(Region annotation records)
-- -- --

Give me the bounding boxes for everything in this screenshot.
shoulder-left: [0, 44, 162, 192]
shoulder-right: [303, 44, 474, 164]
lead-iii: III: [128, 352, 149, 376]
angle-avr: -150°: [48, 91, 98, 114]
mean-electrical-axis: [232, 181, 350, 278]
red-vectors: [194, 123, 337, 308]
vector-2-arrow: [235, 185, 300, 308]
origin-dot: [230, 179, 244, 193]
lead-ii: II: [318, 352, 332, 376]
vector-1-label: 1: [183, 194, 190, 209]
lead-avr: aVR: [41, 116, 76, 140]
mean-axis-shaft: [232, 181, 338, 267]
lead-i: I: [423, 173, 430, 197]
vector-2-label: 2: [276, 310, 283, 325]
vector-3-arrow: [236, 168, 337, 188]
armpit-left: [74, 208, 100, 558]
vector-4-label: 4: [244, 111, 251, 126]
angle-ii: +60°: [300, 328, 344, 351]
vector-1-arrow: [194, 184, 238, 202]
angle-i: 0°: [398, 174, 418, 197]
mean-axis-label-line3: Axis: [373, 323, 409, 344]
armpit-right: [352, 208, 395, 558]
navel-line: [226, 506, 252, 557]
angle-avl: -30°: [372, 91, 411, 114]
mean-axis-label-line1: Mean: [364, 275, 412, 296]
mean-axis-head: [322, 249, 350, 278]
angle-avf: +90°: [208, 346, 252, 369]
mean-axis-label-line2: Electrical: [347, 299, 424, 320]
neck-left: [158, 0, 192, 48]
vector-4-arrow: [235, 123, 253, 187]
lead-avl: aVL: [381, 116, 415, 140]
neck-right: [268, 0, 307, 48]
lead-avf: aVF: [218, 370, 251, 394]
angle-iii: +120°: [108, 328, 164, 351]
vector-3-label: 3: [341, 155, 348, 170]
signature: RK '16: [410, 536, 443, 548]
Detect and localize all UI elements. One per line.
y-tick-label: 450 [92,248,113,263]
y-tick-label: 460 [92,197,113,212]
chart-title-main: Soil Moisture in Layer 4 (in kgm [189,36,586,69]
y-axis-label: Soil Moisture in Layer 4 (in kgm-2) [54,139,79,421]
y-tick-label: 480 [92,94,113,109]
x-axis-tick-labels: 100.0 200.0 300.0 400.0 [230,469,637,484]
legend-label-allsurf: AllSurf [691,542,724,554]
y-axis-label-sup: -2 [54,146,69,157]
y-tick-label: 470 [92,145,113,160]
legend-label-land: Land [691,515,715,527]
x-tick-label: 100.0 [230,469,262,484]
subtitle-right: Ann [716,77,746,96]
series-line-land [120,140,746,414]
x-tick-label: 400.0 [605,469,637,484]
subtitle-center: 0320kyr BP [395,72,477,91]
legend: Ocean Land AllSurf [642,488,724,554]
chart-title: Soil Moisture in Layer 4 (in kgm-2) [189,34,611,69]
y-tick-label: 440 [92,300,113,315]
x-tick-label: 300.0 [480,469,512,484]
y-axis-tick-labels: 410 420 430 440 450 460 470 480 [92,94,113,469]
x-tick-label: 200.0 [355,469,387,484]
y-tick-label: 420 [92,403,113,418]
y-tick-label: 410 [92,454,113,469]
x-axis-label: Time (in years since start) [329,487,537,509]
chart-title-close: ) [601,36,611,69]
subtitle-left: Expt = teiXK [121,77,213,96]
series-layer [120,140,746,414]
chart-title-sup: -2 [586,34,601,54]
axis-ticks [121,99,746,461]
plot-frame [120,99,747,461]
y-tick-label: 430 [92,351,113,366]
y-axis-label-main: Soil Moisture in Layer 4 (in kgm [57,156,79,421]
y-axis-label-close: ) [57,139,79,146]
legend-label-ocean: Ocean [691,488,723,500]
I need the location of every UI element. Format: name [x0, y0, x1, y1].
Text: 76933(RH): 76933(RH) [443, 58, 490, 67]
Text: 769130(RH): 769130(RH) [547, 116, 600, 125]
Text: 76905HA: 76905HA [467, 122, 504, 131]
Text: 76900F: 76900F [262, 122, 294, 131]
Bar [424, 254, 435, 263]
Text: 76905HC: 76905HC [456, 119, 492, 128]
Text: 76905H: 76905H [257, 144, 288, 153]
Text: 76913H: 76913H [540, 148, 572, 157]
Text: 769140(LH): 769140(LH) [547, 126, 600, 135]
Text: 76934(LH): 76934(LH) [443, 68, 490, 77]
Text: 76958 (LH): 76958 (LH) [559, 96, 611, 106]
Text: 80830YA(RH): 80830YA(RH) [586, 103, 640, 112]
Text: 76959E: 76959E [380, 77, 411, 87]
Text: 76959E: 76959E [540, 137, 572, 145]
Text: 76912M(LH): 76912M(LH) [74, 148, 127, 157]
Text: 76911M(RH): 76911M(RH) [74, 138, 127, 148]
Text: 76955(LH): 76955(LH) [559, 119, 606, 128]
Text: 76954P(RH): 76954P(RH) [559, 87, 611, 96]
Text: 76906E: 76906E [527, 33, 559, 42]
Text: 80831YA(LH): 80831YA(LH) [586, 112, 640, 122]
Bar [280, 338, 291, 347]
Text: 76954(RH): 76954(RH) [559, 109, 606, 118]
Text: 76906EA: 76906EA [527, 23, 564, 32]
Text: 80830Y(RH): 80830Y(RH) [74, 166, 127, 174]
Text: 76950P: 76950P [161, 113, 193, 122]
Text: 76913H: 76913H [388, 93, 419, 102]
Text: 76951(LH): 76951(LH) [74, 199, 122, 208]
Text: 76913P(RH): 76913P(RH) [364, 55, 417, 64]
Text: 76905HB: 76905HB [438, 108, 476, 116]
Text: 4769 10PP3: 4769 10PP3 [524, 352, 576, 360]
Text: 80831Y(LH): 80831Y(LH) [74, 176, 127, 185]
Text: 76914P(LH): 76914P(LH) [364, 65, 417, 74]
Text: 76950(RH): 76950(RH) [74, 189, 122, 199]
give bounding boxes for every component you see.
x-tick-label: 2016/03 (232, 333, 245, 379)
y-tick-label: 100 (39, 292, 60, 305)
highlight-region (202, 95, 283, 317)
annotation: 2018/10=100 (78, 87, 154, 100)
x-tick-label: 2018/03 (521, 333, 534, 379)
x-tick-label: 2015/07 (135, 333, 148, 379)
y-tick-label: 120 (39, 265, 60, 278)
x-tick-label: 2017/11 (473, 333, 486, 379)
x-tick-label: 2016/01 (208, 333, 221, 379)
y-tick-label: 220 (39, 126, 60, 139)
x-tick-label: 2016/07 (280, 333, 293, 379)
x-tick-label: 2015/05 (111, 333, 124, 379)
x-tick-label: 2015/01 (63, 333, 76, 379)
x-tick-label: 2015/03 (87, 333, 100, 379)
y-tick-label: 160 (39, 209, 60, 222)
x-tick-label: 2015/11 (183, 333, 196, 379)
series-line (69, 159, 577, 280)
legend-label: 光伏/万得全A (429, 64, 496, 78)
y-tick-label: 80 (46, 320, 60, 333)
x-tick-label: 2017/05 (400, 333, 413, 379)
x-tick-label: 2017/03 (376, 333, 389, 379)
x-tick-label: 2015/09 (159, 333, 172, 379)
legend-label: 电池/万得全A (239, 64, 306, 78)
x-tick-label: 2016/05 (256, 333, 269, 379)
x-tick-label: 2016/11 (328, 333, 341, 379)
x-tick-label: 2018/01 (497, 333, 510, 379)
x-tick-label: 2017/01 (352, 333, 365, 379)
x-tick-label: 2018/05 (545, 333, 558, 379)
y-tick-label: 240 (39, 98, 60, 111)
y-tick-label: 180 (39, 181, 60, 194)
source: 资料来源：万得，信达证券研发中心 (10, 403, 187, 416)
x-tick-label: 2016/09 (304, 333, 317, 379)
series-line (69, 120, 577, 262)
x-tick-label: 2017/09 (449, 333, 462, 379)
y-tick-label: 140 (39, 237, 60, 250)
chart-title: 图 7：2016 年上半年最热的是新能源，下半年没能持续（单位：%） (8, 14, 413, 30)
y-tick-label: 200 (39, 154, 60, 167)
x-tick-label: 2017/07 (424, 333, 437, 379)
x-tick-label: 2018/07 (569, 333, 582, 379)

-- -- --

Your goal:
Please change "armpit" to "axilla" in the items from the start of the records through the line holding "lead-avf: aVF: [218, 370, 251, 394]", inclusive. Give those lines again with nothing else altered.

Output of the exercise:
Give me the bounding boxes for everything in this screenshot.
shoulder-left: [0, 44, 162, 192]
shoulder-right: [303, 44, 474, 164]
lead-iii: III: [128, 352, 149, 376]
angle-avr: -150°: [48, 91, 98, 114]
mean-electrical-axis: [232, 181, 350, 278]
red-vectors: [194, 123, 337, 308]
vector-2-arrow: [235, 185, 300, 308]
origin-dot: [230, 179, 244, 193]
lead-ii: II: [318, 352, 332, 376]
vector-1-label: 1: [183, 194, 190, 209]
lead-avr: aVR: [41, 116, 76, 140]
mean-axis-shaft: [232, 181, 338, 267]
lead-i: I: [423, 173, 430, 197]
vector-2-label: 2: [276, 310, 283, 325]
vector-3-arrow: [236, 168, 337, 188]
axilla-left: [74, 208, 100, 558]
vector-4-label: 4: [244, 111, 251, 126]
angle-ii: +60°: [300, 328, 344, 351]
vector-1-arrow: [194, 184, 238, 202]
angle-i: 0°: [398, 174, 418, 197]
mean-axis-label-line3: Axis: [373, 323, 409, 344]
axilla-right: [352, 208, 395, 558]
navel-line: [226, 506, 252, 557]
angle-avl: -30°: [372, 91, 411, 114]
mean-axis-label-line1: Mean: [364, 275, 412, 296]
mean-axis-head: [322, 249, 350, 278]
angle-avf: +90°: [208, 346, 252, 369]
mean-axis-label-line2: Electrical: [347, 299, 424, 320]
neck-left: [158, 0, 192, 48]
vector-4-arrow: [235, 123, 253, 187]
lead-avl: aVL: [381, 116, 415, 140]
neck-right: [268, 0, 307, 48]
lead-avf: aVF: [218, 370, 251, 394]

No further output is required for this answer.